EXERCISE PROMPT: Repeat each line exactly as it is written.

(Extracted records)
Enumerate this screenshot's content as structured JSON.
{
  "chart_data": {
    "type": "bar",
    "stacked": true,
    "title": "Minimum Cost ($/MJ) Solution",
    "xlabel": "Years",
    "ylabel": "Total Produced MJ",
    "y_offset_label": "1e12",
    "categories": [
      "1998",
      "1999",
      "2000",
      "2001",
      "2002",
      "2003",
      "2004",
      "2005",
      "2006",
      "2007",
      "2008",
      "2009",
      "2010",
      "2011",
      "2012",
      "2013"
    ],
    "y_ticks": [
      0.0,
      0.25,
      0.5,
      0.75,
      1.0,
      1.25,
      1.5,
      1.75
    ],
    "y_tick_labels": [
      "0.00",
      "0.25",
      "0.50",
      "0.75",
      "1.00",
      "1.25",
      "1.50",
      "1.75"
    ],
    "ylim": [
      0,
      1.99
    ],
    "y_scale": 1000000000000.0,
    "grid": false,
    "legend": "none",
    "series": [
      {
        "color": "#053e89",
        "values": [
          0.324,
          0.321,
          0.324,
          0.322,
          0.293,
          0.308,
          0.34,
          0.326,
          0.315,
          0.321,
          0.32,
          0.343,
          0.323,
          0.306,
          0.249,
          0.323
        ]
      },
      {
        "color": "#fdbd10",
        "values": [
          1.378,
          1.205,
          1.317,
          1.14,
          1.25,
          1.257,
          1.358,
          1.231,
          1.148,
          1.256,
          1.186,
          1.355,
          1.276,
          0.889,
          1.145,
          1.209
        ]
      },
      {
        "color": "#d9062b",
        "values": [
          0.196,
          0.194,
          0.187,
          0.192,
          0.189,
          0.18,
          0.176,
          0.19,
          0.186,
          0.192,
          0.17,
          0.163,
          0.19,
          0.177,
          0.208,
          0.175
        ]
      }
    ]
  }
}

ANSWER TO THIS TASK:
Enumerate this screenshot's content as structured JSON.
{
  "chart_data": {
    "type": "bar",
    "stacked": true,
    "title": "Minimum Cost ($/MJ) Solution",
    "xlabel": "Years",
    "ylabel": "Total Produced MJ",
    "y_offset_label": "1e12",
    "categories": [
      "1998",
      "1999",
      "2000",
      "2001",
      "2002",
      "2003",
      "2004",
      "2005",
      "2006",
      "2007",
      "2008",
      "2009",
      "2010",
      "2011",
      "2012",
      "2013"
    ],
    "y_ticks": [
      0.0,
      0.25,
      0.5,
      0.75,
      1.0,
      1.25,
      1.5,
      1.75
    ],
    "y_tick_labels": [
      "0.00",
      "0.25",
      "0.50",
      "0.75",
      "1.00",
      "1.25",
      "1.50",
      "1.75"
    ],
    "ylim": [
      0,
      1.99
    ],
    "y_scale": 1000000000000.0,
    "grid": false,
    "legend": "none",
    "series": [
      {
        "color": "#053e89",
        "values": [
          0.324,
          0.321,
          0.324,
          0.322,
          0.293,
          0.308,
          0.34,
          0.326,
          0.315,
          0.321,
          0.32,
          0.343,
          0.323,
          0.306,
          0.249,
          0.323
        ]
      },
      {
        "color": "#fdbd10",
        "values": [
          1.378,
          1.205,
          1.317,
          1.14,
          1.25,
          1.257,
          1.358,
          1.231,
          1.148,
          1.256,
          1.186,
          1.355,
          1.276,
          0.889,
          1.145,
          1.209
        ]
      },
      {
        "color": "#d9062b",
        "values": [
          0.196,
          0.194,
          0.187,
          0.192,
          0.189,
          0.18,
          0.176,
          0.19,
          0.186,
          0.192,
          0.17,
          0.163,
          0.19,
          0.177,
          0.208,
          0.175
        ]
      }
    ]
  }
}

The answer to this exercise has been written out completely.